■ TASK INSTRUCTIONS: Go through the data below. Pull out every line that has the word "title".

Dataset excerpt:
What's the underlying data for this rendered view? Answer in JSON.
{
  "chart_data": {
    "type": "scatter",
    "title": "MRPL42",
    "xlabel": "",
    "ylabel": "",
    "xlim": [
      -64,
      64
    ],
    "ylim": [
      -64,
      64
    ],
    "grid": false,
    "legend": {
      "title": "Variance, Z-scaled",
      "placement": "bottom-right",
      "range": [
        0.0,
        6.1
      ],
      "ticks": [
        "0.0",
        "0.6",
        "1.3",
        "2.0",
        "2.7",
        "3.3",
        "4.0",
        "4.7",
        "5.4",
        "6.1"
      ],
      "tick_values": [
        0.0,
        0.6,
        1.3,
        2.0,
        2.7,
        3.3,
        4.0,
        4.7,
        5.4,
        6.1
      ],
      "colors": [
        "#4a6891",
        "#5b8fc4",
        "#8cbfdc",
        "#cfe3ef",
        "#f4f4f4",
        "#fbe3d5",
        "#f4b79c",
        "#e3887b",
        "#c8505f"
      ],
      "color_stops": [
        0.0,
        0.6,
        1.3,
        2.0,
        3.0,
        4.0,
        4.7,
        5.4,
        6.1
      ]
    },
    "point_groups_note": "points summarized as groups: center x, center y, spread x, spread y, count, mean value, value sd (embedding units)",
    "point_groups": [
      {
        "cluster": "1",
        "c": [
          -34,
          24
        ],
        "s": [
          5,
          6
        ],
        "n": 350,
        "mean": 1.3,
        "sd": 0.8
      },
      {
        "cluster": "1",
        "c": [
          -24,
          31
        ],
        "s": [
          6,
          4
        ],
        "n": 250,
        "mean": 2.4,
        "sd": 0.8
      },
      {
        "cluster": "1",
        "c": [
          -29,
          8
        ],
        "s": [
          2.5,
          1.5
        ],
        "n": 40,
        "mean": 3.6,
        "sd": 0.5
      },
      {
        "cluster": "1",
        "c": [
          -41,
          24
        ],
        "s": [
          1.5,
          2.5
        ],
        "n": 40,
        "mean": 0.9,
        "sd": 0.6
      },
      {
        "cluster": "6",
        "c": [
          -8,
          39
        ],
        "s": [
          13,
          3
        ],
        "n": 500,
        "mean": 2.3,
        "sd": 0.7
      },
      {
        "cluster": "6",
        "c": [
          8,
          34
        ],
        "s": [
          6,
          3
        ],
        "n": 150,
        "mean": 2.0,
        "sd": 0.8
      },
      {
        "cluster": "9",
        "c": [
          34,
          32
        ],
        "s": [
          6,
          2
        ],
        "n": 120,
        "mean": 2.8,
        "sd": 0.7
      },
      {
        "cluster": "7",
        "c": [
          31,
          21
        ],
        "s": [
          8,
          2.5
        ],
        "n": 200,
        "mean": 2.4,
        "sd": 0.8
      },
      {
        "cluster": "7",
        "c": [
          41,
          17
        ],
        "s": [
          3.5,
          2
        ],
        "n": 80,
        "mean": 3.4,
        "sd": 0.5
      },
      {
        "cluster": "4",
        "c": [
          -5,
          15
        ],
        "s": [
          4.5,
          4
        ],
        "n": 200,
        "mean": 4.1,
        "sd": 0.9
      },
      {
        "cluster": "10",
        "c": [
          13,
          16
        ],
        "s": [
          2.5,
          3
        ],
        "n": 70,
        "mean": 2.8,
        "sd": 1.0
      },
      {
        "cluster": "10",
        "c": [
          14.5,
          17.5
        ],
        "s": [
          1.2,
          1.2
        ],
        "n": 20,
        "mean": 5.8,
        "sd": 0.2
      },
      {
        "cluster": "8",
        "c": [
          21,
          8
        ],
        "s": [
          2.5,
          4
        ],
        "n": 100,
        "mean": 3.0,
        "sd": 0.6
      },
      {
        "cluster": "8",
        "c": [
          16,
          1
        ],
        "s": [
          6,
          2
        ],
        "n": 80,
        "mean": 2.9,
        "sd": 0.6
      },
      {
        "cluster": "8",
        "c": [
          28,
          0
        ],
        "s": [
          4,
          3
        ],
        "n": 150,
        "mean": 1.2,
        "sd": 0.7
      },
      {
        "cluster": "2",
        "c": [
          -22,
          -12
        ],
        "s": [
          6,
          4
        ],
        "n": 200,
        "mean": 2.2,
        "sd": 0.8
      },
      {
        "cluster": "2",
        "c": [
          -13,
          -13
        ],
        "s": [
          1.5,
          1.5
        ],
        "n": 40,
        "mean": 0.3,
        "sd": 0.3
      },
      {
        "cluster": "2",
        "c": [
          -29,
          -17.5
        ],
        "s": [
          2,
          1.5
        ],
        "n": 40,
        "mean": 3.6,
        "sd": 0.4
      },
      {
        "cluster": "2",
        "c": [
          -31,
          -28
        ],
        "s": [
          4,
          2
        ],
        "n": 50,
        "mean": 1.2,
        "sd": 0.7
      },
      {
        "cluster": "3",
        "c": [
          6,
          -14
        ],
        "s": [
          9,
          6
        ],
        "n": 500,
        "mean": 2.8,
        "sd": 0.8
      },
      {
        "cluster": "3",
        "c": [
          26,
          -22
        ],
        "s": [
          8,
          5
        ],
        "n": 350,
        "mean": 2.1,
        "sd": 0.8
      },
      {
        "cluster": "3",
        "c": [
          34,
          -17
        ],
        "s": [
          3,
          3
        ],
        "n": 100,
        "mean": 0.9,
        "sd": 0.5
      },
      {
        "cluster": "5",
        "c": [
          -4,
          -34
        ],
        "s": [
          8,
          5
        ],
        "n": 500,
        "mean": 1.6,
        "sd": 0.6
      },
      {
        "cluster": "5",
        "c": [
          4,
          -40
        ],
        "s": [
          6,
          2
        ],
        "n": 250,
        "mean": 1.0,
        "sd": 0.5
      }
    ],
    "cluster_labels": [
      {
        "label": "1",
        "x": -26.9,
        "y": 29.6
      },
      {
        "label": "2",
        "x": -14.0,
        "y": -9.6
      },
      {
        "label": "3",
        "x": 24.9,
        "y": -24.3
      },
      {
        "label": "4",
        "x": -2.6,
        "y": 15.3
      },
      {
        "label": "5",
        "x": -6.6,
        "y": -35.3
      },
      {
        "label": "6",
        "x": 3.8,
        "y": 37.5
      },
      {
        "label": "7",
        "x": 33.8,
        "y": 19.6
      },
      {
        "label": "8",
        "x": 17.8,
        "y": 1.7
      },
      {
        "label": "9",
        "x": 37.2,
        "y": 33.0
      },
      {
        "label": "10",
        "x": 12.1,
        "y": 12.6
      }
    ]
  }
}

■ TASK OUTPUT:
    "title": "MRPL42",
      "title": "Variance, Z-scaled",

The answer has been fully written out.